TASK BRIEF: Go through the listing below and list every line with "Irradiation".

DATA SHOWN:
##############################

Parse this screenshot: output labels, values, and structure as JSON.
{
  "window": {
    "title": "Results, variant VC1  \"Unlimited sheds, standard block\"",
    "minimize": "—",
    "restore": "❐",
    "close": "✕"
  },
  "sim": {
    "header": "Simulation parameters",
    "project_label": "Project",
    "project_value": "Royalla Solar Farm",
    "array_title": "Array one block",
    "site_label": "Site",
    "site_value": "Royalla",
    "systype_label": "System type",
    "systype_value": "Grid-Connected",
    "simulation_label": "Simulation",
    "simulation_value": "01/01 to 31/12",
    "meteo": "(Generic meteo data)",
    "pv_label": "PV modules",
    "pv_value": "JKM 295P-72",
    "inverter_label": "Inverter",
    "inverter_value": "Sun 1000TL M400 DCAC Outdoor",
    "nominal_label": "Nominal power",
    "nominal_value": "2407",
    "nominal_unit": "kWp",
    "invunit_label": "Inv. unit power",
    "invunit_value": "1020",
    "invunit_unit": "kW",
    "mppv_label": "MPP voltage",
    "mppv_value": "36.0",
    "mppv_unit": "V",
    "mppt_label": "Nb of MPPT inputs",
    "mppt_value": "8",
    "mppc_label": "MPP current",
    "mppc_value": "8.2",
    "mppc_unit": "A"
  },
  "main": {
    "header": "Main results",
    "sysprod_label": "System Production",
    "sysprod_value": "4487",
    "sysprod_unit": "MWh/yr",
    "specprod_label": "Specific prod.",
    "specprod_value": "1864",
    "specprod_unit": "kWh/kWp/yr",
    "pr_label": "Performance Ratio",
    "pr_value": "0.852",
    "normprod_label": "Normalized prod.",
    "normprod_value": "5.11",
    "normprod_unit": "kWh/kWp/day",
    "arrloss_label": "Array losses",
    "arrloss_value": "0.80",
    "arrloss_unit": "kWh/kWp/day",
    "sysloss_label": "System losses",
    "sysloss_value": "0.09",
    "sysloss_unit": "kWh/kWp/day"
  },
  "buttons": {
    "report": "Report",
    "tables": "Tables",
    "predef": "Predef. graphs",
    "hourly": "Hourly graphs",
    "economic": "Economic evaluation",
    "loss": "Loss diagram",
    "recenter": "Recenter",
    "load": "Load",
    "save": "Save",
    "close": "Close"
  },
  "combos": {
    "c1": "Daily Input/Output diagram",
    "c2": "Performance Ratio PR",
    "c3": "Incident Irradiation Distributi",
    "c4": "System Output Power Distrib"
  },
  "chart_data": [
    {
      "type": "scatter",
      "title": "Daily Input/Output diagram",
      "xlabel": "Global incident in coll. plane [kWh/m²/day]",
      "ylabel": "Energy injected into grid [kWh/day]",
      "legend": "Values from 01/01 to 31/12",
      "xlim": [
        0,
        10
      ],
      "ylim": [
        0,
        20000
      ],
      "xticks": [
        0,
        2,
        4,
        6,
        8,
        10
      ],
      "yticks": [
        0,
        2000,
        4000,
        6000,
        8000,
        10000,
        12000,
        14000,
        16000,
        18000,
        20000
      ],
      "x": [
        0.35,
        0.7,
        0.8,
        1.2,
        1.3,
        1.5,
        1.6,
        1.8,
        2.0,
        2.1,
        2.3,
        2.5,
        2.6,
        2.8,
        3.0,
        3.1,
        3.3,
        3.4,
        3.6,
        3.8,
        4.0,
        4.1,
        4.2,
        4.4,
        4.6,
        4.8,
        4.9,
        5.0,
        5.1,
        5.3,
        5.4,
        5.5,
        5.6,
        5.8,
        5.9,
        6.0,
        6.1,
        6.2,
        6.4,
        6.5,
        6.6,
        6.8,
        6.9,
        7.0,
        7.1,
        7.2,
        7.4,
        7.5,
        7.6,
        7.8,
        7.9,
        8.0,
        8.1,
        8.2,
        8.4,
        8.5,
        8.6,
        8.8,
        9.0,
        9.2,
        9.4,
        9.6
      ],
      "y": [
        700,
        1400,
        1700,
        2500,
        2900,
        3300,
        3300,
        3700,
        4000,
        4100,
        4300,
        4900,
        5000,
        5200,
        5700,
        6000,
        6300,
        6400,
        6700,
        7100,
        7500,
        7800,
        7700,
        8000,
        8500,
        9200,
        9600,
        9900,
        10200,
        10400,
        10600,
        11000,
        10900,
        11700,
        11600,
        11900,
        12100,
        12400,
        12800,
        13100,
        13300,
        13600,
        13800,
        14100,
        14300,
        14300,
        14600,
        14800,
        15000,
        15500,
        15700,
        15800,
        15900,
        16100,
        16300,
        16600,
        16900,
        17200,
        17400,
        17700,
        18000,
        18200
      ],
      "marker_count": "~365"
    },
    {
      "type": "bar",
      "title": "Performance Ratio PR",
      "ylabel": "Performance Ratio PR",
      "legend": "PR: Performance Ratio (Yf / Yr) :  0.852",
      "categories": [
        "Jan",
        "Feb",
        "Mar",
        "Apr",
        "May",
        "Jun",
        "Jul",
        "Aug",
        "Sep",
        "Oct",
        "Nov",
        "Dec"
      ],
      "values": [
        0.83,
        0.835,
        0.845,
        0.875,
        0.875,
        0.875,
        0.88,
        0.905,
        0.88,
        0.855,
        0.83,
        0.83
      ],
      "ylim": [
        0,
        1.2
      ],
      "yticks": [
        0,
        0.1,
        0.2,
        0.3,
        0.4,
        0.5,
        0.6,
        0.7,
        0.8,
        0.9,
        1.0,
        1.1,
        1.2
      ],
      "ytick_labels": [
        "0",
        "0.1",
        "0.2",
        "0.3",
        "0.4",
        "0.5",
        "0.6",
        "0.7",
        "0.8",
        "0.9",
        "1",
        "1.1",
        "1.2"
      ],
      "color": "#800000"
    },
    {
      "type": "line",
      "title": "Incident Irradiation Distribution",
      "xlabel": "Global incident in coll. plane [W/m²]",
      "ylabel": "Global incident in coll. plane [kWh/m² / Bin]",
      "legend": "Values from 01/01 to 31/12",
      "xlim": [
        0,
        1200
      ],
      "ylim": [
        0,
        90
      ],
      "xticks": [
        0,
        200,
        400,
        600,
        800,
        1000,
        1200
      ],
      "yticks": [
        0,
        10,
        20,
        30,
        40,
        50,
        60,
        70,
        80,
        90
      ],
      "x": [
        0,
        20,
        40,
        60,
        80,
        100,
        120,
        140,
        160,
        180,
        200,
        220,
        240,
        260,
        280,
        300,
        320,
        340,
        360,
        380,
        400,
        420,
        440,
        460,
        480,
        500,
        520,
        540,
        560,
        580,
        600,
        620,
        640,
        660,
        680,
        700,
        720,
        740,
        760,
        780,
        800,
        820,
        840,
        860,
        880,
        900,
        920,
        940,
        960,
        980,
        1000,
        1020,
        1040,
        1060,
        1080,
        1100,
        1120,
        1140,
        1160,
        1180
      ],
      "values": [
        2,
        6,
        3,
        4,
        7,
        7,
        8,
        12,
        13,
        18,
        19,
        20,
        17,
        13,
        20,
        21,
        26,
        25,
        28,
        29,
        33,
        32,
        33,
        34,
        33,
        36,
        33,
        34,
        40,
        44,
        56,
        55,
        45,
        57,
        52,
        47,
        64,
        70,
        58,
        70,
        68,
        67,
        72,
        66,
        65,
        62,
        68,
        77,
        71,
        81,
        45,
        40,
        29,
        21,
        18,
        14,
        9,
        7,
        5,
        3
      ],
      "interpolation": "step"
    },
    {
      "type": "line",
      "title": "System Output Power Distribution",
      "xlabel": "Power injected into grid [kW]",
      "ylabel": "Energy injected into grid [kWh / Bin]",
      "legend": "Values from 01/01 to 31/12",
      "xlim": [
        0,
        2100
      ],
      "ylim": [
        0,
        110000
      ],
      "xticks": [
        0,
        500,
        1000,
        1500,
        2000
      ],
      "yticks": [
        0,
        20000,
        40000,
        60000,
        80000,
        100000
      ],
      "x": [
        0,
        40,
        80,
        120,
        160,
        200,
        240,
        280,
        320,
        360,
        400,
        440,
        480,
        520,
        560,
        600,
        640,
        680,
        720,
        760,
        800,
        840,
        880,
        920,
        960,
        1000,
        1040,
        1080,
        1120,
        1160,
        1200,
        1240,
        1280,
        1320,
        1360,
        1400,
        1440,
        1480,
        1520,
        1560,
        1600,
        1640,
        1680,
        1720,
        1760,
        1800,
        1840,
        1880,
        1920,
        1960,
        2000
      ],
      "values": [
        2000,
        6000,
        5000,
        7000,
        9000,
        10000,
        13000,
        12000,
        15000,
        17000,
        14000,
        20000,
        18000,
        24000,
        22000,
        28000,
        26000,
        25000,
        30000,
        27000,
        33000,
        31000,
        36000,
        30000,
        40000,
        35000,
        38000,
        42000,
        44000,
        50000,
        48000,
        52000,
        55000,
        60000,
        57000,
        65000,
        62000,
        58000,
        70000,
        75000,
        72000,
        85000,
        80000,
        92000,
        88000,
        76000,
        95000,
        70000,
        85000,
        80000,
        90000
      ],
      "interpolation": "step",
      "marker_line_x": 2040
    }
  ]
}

##############################

THE ANSWER:
    "c3": "Incident Irradiation Distributi",
      "title": "Incident Irradiation Distribution",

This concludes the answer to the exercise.